§ Jobs
A: Starting at the words "[2] Before this" and stopping after "reaching his decision.", copy the court endorsement with "motion judge" swapped in for "application judge".
B: Pick up the court endorsement after its last sentence and write what comes next.

§ Source passage
_ _ _ _ _

COURT OF APPEAL FOR ONTARIO
CITATION: Scozzafava v. St. Catharines (City), 2007 ONCA 245
DATE: 20070405
DOCKET: C45569
RE:
ROSS SCOZZAFAVA and JOHN WALTER JANZEN (Applicants/Respondents in Appeal) – and – THE CORPORATION OF THE CITY OF ST. CATHARINES and BRIAN THIESSEN, CHIEF BUILDING OFFICIAL (Respondents/Appellants)
BEFORE:
LABROSSE, LANG and ROULEAU JJ.A.
COUNSEL:
Ian James Lord and Blake Hurley
for the appellants
John A. Crossingham
for the respondents
HEARD:
March 29, 2007
On appeal from the judgment of Justice Joseph W. Quinn of the Superior Court of Justice, dated May 16, 2006, with reasons reported at [2006] O.J. No. 2087.
E N D O R S E M E N T
[1] The application judge’s decision in this case turned on his finding that the zoning by-law was actually passed by Council on November 28, 2005 and not on January 9, 2006.
[2] Before this court, the appellants argued that all of the statutory and procedural prerequisites to a by-law being passed and coming into effect were not met until January 9, 2006. This submission was not made before the application judge and therefore, was not considered by him in reaching his decision.
[3] We were referred to s. 249(1) of the Municipal Act 2001, S.O. 2001, c. 25, which provides:
Every by-law of a municipality,
(a) shall be under the seal of the corporation; and
(b) shall be signed by the clerk and by the head of council or presiding officer at the meeting at which the by-law was passed.
[4] In The Law of Canadian Municipal Corporations, 2d ed., looseleaf, Vol. 1 (Toronto: Carswell, 1971), Ian MacF. Rogers, Q.C. wrote at p. 448:
Without being sealed and signed by the head of the council and the clerk as required by the law in most jurisdictions, the instrument is not a by-law whatever else it may be. A by-law that has been passed by a council and which has not been sealed or signed as prescribed by statute is, for the time being, of no validity but, when so signed and sealed, it becomes effective. [Footnotes omitted.]
[5] When Council’s proceedings of November 28 and January 9 are read in this light, it is apparent that Council did not intend to adopt a by-law at their November 28 meeting. It was a resolution directing city staff to prepare a by-law and to report to Council at its subsequent meeting. In our view, therefore, the application judge erred in concluding that the by-law was passed on November 28, 2005. Only one by-law was passed, namely, By-law 2006-03, adopted on January 9, 2006. It amended the former By-law 6609 by incorporating amendments approved on November 28, 2005, as well as further modifications approved on January 9, 2006.

_ _ _ _ _

§ Material
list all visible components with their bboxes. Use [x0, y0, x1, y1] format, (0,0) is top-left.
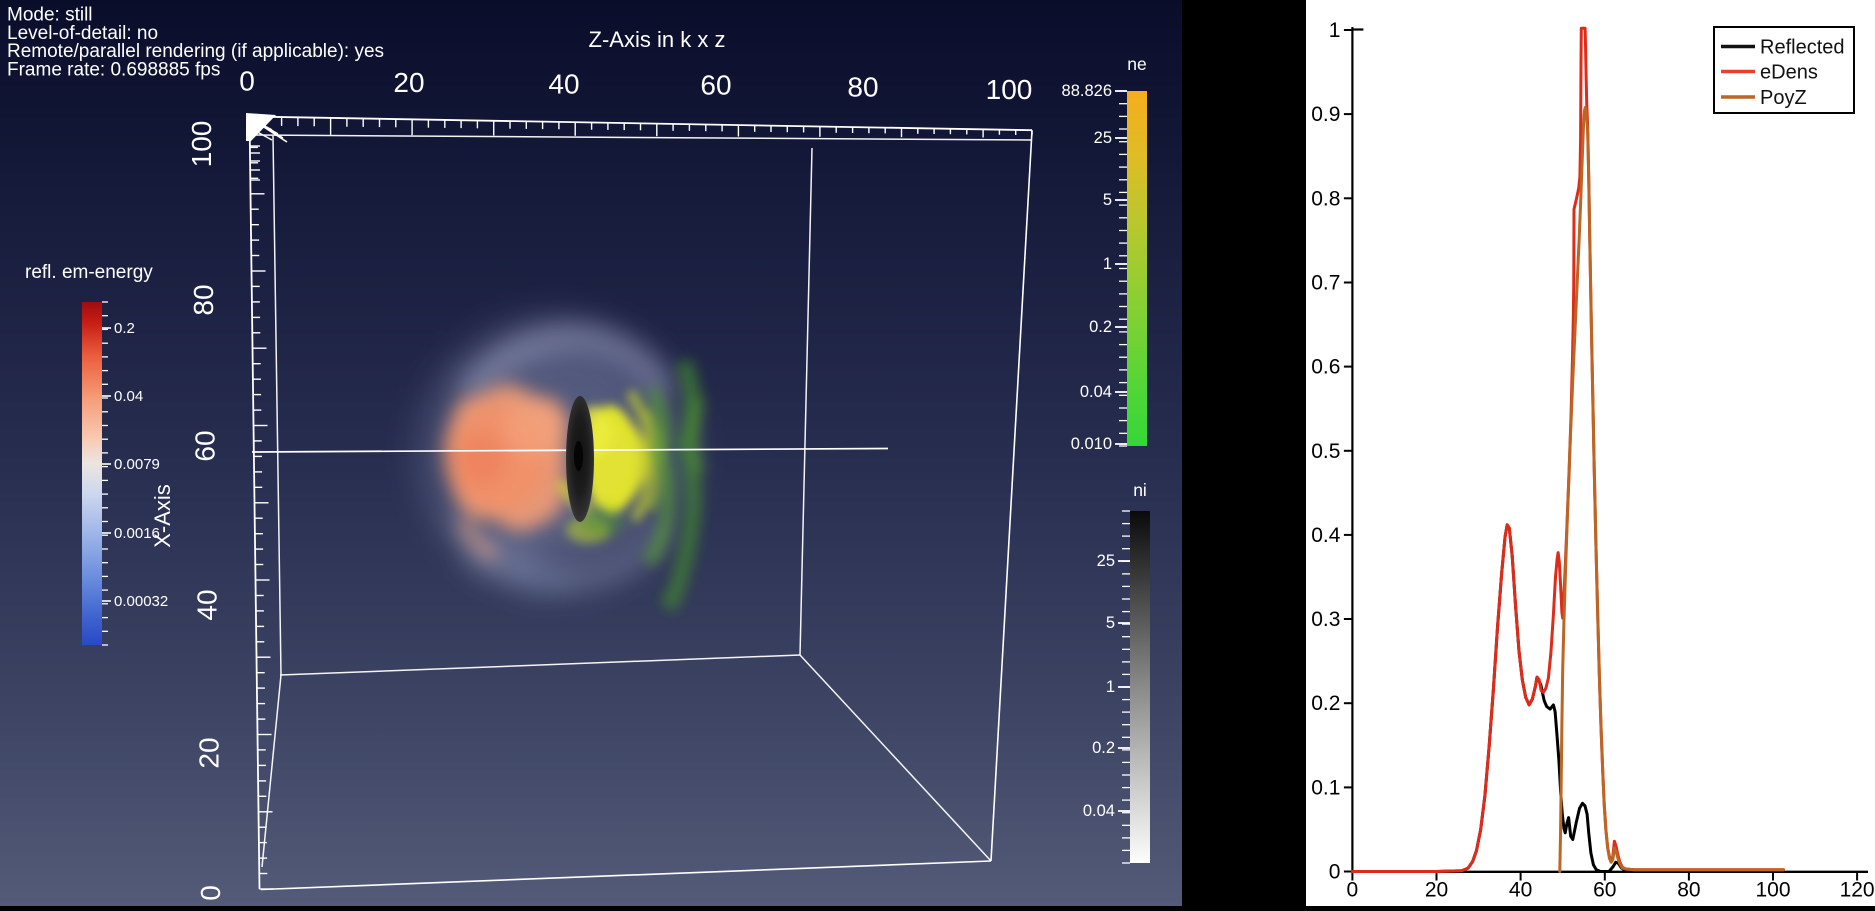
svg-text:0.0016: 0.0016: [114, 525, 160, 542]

_ _ _ _ _

§ Results
A:
[2] Before this court, the appellants argued that all of the statutory and procedural prerequisites to a by-law being passed and coming into effect were not met until January 9, 2006. This submission was not made before the motion judge and therefore, was not considered by him in reaching his decision.

B:
[6] Accordingly, the decision taken on November 28, 2005 was in the nature of a resolution to pass a by-law, and not the enactment of a by-law. The application judge’s conclusion to the contrary was an error of law.
[7] Council knew that, because it had made changes to the proposal subsequent to the public meeting, s. 34(17) of the Planning Act, R.S.O. 1990, c. P 13 required it to determine whether any further notice was required.
[8] The staff report and January 9, 2006 resolution of Council contained a statement to the effect that the revisions are considered minor and that no additional public notice was required. After considering this report, Council adopted the staff recommendation to amend the zoning by-law. The respondents argue that we should interpret the statement in the report and resolution as referring only to the changes to the proposed by-law which were recommended in the staff report and not to the changes Council resolved to make on November 28. While we agree that such a reading may be possible, we nonetheless reject the submission.
[9] Council’s resolution stipulated that “having considered the matters outlined in this report, no further public notice is required.” The recommendations in the report as adopted by Council contained a list of all of the changes approved by Council by their November 28, 2005 resolution, as well as the clarifications and changes suggested by staff. Accordingly, it is clear that Council considered the need for the public notice in respect of all of the changes and decided against it. Pursuant to s. 34(17), Council had the power to make this decision both in respect of the staff changes and the November 28 changes. We conclude that Council carried out its obligations under the statute and, before making its decision not to give further public notice, considered all of the modifications made to the original proposal. Section 34(17) provides that this determination by Council is final and not subject to review.
[10] We turn now to the refusal to issue the building permit. The interim control by-law put into place by the city had expired on December 6, 2005. The changes to the zoning by-law were not made until January 9, 2006. In the intervening period, the respondents sought the issuance of their building permit. The city refused to do so for several reasons, including the fact that the appropriate plans had not been submitted with the application. The deficiencies noted were not corrected until some time in February, by which time the new zoning by-law had been passed and the respondents’ proposal was non-compliant. In these circumstances, we see no basis for ordering the city to issue the building permit sought by the respondents.
[11] In the result, the appeal is allowed and the decision of the application judge is set aside. Since this appeal was argued by the appellants on a different basis from that argued before the application judge and in the factum filed on this appeal, we award no costs here or on the original application.
“J.-M. Labrosse J.A.”
“S. E. Lang J.A.”
“Paul Rouleau J.A.”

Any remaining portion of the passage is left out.